--- Start of Source data ---

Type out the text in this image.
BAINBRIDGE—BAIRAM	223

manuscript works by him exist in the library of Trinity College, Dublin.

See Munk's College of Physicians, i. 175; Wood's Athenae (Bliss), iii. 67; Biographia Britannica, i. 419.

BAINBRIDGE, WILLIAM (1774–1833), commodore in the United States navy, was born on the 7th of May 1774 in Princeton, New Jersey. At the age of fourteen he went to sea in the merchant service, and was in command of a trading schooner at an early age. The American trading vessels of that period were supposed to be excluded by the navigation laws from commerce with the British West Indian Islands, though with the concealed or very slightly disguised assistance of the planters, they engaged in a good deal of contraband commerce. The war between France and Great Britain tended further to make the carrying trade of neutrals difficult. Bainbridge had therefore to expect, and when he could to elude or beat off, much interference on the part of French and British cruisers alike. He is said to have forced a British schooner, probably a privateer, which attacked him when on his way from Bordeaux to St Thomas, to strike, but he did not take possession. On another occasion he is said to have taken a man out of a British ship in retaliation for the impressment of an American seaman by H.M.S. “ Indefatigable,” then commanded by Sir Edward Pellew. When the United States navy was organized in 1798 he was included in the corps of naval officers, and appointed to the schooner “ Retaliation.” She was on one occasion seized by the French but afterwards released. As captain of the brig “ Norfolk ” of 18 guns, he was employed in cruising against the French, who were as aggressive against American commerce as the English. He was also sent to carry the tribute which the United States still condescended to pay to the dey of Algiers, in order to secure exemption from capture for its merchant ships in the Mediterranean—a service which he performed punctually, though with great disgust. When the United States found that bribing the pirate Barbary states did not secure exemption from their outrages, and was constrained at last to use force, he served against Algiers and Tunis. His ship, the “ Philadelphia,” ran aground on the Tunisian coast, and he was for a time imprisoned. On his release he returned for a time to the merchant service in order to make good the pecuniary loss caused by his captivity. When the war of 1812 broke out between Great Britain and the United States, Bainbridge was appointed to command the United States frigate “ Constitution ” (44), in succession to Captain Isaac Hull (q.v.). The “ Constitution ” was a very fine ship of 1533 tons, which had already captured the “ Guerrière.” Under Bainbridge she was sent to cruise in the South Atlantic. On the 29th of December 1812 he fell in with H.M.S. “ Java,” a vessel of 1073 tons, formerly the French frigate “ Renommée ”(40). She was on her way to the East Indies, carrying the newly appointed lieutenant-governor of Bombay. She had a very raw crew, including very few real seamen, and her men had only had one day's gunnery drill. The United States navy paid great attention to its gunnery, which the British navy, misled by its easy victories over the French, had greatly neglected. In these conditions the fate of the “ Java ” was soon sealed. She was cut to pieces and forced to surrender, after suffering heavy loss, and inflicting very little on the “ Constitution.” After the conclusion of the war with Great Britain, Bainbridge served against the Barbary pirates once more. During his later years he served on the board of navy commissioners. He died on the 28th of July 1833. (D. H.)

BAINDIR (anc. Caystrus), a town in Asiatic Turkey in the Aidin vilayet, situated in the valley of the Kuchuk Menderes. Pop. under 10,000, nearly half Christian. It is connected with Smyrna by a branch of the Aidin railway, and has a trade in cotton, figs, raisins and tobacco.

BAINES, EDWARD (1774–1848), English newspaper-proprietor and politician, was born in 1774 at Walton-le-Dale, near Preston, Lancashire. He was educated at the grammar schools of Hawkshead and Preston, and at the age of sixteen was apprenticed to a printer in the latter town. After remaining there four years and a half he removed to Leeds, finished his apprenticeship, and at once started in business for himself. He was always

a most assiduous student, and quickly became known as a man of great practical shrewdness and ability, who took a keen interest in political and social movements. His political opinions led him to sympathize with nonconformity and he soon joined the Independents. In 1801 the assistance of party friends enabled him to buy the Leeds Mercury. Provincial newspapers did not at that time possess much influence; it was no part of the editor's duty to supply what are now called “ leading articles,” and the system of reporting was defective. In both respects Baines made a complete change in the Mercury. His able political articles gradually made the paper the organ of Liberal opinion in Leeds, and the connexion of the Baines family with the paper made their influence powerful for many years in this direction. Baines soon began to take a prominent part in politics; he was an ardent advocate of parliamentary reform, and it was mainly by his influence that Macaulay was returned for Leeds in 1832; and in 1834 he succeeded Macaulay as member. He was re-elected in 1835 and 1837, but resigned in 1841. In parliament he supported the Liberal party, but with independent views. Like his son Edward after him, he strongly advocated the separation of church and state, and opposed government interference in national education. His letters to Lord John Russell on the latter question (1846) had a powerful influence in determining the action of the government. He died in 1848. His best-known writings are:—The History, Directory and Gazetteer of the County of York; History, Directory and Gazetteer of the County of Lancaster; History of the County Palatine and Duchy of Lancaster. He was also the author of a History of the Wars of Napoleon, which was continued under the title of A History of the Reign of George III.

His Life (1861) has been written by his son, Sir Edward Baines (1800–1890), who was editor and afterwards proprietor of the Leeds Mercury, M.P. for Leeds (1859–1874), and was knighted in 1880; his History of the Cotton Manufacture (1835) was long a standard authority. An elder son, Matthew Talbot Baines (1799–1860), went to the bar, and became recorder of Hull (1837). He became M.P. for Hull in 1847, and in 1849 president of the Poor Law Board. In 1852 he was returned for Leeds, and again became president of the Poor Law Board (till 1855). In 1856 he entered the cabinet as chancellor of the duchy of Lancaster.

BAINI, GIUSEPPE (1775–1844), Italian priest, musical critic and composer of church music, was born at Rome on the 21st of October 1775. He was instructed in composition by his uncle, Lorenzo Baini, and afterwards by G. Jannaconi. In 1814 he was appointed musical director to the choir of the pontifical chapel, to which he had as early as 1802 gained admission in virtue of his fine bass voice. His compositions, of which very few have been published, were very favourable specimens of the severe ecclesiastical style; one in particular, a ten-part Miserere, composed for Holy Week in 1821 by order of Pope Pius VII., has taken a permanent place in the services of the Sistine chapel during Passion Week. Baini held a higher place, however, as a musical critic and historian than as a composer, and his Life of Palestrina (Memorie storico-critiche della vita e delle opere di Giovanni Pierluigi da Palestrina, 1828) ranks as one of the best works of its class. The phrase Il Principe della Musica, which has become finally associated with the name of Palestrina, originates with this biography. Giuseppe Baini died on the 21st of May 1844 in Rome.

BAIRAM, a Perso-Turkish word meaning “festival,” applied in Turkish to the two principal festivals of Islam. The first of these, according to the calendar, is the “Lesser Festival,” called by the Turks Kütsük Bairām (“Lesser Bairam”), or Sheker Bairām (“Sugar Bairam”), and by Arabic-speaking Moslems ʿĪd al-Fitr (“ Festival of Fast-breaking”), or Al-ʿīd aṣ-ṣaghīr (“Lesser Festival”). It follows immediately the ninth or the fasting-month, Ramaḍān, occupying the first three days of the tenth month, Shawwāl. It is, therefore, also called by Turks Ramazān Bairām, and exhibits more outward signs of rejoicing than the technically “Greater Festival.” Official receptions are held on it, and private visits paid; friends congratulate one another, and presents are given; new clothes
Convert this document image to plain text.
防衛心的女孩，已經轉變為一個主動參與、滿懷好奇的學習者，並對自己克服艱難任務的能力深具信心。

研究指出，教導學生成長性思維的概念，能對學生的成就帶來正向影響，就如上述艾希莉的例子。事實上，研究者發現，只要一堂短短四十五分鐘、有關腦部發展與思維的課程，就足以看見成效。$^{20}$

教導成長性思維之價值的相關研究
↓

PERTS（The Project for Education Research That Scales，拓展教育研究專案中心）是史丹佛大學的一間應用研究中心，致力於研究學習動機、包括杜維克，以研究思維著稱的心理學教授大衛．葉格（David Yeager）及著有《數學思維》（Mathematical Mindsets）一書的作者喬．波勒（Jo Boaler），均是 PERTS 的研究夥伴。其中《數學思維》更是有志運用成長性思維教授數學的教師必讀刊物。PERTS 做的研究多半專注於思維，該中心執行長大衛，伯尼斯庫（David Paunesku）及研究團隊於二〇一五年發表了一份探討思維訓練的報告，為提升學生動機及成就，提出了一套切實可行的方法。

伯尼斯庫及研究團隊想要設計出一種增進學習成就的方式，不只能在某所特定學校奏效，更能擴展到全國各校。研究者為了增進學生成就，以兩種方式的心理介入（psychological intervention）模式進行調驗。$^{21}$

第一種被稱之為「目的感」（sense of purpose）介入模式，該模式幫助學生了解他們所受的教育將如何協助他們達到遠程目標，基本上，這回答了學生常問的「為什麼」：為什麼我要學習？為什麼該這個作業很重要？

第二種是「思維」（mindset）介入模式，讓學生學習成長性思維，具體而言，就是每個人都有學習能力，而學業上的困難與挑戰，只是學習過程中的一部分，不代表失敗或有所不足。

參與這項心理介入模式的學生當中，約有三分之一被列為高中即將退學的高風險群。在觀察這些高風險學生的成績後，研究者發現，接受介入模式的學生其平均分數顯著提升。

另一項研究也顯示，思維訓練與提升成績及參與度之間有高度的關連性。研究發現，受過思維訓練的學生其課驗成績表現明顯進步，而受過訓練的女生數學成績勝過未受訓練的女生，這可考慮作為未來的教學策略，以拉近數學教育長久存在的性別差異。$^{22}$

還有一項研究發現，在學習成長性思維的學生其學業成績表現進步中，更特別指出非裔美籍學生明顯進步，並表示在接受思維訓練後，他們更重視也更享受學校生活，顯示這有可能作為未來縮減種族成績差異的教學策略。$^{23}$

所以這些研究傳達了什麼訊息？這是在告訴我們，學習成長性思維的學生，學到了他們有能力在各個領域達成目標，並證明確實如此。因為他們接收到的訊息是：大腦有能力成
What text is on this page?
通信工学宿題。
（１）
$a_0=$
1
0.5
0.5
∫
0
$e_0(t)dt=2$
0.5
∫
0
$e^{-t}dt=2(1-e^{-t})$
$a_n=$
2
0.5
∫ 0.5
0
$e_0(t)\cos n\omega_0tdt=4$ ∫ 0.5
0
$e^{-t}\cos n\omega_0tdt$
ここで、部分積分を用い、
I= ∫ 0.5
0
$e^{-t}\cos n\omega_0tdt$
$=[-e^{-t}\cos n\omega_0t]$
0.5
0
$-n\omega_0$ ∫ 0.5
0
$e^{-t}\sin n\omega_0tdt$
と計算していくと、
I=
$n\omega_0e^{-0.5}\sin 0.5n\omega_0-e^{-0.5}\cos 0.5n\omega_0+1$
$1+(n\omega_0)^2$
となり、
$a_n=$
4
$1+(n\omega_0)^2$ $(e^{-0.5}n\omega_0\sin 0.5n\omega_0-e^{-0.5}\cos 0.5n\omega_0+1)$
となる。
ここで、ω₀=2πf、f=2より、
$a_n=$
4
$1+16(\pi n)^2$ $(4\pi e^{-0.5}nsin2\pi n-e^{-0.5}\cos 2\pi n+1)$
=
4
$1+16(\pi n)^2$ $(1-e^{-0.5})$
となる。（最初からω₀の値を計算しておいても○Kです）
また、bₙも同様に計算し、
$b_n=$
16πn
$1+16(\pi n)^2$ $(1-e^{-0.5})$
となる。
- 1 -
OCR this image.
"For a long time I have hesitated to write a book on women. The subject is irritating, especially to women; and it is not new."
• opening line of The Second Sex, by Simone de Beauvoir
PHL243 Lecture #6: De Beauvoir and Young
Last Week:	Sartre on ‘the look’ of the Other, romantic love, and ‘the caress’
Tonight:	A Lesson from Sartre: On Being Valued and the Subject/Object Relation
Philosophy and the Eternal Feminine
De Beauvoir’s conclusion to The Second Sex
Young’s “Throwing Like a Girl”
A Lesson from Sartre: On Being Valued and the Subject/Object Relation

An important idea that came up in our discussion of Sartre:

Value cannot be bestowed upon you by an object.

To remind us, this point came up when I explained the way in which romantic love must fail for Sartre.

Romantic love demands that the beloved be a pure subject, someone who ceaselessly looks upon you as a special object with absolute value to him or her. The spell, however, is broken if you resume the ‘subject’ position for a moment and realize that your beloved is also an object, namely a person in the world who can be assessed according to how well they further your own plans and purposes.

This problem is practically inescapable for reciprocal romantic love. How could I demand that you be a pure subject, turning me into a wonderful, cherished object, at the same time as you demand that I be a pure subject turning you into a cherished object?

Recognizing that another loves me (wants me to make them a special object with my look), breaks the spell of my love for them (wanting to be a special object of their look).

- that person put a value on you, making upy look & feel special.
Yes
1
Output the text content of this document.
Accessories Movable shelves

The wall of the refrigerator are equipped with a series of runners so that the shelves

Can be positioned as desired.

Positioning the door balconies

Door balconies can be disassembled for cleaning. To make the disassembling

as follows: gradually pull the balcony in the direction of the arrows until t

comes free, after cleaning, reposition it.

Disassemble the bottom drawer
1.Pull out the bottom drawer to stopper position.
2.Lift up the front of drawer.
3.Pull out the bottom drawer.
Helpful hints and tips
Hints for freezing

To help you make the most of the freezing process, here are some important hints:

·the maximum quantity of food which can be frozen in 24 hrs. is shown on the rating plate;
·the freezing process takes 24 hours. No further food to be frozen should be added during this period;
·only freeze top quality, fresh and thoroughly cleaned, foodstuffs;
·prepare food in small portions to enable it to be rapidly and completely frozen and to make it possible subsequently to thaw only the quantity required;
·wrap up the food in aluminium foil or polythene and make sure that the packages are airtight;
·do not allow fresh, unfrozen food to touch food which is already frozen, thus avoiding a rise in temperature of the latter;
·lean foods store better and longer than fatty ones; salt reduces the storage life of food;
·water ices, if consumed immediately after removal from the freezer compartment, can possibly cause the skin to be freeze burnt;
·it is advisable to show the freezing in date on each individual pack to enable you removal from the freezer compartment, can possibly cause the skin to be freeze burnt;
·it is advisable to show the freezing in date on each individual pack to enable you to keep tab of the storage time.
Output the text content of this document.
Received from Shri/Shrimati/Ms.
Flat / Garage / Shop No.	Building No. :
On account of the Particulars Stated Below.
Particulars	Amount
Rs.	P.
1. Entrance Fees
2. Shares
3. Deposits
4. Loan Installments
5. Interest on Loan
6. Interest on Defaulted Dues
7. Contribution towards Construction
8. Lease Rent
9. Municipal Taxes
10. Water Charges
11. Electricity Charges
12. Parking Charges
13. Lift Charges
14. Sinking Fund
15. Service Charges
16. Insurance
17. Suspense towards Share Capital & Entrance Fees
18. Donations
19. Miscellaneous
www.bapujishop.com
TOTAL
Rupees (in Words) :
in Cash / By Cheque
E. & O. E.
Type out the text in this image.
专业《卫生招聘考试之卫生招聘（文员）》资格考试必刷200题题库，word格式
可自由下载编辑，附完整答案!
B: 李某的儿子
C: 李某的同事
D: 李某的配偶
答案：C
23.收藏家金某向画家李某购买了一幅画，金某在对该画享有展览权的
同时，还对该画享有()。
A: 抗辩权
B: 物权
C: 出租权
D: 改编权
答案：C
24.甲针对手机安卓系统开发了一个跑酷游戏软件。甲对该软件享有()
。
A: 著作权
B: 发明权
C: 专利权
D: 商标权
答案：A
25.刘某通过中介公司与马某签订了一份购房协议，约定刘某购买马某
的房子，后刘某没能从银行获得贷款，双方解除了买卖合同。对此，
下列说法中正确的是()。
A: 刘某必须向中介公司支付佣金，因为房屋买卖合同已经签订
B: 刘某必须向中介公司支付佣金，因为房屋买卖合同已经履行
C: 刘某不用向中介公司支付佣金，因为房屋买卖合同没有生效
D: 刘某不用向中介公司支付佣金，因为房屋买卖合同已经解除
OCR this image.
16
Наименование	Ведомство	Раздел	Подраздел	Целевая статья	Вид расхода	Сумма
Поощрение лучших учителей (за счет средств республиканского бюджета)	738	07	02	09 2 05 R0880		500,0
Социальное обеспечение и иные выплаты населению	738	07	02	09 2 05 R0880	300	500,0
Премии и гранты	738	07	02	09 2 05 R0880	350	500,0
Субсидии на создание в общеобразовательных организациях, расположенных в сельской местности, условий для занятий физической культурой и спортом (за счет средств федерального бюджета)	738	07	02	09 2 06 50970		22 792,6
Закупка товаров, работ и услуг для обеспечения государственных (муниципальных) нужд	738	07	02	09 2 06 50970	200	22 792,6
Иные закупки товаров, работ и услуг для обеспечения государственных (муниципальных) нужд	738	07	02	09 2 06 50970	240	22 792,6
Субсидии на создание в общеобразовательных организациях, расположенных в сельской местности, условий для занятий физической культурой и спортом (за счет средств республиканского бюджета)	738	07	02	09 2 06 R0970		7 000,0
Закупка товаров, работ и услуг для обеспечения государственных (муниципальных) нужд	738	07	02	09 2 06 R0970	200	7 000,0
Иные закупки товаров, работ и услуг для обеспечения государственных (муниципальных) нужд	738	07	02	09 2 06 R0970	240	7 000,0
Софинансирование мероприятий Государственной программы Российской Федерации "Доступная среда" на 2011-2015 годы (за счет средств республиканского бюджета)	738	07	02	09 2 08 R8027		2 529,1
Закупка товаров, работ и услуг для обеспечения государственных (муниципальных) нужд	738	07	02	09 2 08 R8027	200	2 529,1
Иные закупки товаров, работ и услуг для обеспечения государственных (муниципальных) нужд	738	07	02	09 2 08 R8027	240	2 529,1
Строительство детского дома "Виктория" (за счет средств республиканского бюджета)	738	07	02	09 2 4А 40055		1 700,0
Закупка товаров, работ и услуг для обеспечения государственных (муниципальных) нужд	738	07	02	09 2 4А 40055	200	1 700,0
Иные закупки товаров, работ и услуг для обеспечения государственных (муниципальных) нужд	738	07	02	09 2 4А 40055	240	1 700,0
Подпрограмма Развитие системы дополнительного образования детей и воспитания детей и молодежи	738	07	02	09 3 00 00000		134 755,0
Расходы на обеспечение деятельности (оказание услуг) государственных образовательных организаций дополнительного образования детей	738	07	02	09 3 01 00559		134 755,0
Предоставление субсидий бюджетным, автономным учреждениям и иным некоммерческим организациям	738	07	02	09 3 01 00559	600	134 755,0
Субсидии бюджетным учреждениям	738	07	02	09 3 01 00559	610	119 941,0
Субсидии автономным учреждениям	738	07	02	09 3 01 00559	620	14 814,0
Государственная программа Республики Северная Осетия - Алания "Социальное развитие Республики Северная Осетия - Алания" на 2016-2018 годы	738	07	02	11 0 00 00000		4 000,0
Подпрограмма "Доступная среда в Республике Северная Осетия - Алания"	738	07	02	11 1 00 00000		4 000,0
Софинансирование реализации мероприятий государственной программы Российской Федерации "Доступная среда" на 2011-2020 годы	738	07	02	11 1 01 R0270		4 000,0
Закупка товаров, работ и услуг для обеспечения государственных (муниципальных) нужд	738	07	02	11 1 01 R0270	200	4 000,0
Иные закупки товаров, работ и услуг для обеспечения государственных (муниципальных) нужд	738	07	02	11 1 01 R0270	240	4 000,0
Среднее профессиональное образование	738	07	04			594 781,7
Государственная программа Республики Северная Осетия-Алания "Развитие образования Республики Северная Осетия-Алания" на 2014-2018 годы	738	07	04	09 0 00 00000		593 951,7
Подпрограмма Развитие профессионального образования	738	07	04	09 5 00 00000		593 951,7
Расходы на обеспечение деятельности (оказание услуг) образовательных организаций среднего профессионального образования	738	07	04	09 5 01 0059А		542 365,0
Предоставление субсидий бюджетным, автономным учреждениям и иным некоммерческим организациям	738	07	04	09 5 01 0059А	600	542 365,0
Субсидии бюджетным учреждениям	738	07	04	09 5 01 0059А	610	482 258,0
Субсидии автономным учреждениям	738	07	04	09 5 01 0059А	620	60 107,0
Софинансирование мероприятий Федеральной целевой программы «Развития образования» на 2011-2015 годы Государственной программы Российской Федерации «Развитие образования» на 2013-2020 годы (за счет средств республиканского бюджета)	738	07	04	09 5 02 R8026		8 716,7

--- End of Source data ---

Your instructions ▸ Give nothing but the number of lines containing the string "important".

Solution below ▸ 2